[Work to complete] Write out the material again word for word, dropping any images it holds.

Records from a data source
+++++

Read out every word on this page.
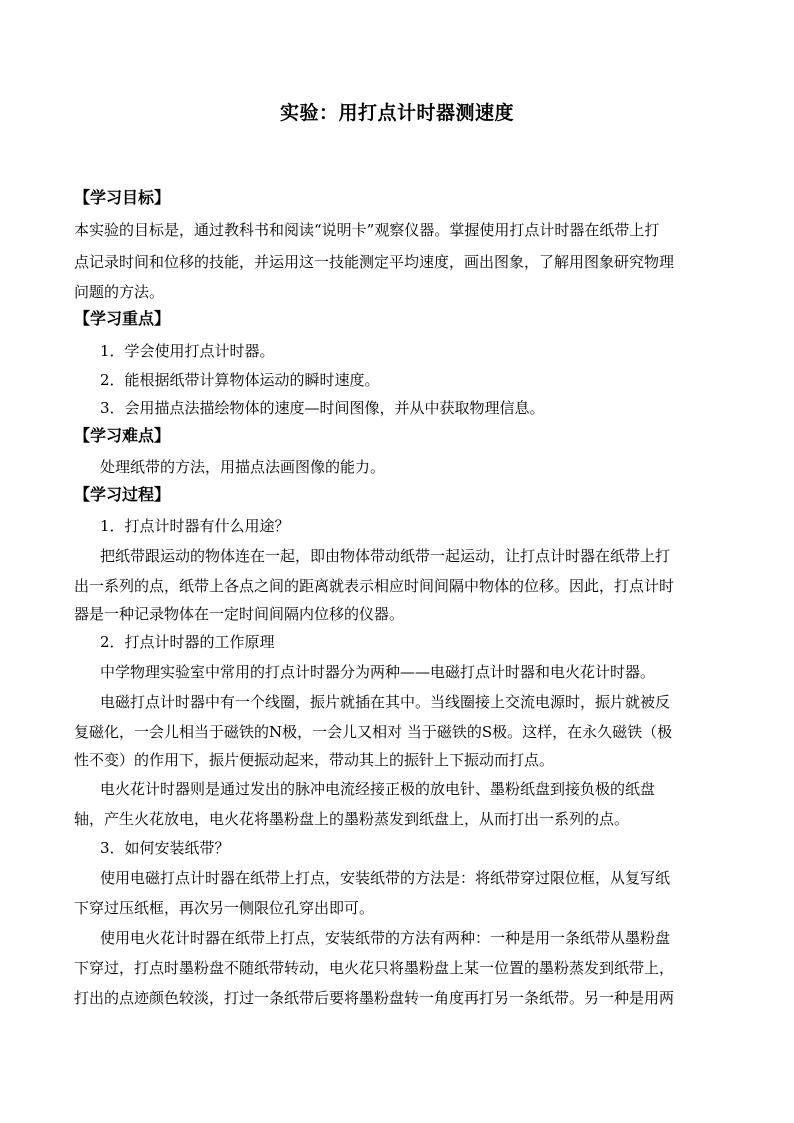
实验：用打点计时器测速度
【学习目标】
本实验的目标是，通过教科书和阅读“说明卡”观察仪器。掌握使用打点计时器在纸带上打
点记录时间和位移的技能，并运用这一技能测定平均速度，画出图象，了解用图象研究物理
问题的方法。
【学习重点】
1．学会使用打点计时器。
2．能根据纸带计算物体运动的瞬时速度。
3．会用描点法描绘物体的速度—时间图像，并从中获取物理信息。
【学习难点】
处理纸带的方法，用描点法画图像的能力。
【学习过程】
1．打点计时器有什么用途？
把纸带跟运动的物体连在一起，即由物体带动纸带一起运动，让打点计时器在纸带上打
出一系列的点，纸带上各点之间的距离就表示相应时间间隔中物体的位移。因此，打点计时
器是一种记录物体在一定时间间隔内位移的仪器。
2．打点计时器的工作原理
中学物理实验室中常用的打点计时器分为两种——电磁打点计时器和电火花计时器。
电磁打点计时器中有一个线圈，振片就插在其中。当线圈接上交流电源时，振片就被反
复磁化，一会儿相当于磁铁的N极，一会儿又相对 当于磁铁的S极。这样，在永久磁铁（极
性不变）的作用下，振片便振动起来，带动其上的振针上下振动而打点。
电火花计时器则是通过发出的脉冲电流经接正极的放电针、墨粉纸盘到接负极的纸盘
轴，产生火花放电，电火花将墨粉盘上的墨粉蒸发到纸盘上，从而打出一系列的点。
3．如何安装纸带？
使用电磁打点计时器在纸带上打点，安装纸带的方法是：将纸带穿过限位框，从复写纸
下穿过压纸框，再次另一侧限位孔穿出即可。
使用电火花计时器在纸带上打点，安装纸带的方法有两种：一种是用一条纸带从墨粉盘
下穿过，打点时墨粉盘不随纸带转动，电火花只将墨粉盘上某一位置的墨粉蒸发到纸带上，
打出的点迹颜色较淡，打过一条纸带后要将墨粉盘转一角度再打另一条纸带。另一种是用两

+++++

[Solved exercise]
Read out every word on this page.
实验：用打点计时器测速度
【学习目标】
本实验的目标是，通过教科书和阅读“说明卡”观察仪器。掌握使用打点计时器在纸带上打
点记录时间和位移的技能，并运用这一技能测定平均速度，画出图象，了解用图象研究物理
问题的方法。
【学习重点】
1．学会使用打点计时器。
2．能根据纸带计算物体运动的瞬时速度。
3．会用描点法描绘物体的速度—时间图像，并从中获取物理信息。
【学习难点】
处理纸带的方法，用描点法画图像的能力。
【学习过程】
1．打点计时器有什么用途？
把纸带跟运动的物体连在一起，即由物体带动纸带一起运动，让打点计时器在纸带上打
出一系列的点，纸带上各点之间的距离就表示相应时间间隔中物体的位移。因此，打点计时
器是一种记录物体在一定时间间隔内位移的仪器。
2．打点计时器的工作原理
中学物理实验室中常用的打点计时器分为两种——电磁打点计时器和电火花计时器。
电磁打点计时器中有一个线圈，振片就插在其中。当线圈接上交流电源时，振片就被反
复磁化，一会儿相当于磁铁的N极，一会儿又相对 当于磁铁的S极。这样，在永久磁铁（极
性不变）的作用下，振片便振动起来，带动其上的振针上下振动而打点。
电火花计时器则是通过发出的脉冲电流经接正极的放电针、墨粉纸盘到接负极的纸盘
轴，产生火花放电，电火花将墨粉盘上的墨粉蒸发到纸盘上，从而打出一系列的点。
3．如何安装纸带？
使用电磁打点计时器在纸带上打点，安装纸带的方法是：将纸带穿过限位框，从复写纸
下穿过压纸框，再次另一侧限位孔穿出即可。
使用电火花计时器在纸带上打点，安装纸带的方法有两种：一种是用一条纸带从墨粉盘
下穿过，打点时墨粉盘不随纸带转动，电火花只将墨粉盘上某一位置的墨粉蒸发到纸带上，
打出的点迹颜色较淡，打过一条纸带后要将墨粉盘转一角度再打另一条纸带。另一种是用两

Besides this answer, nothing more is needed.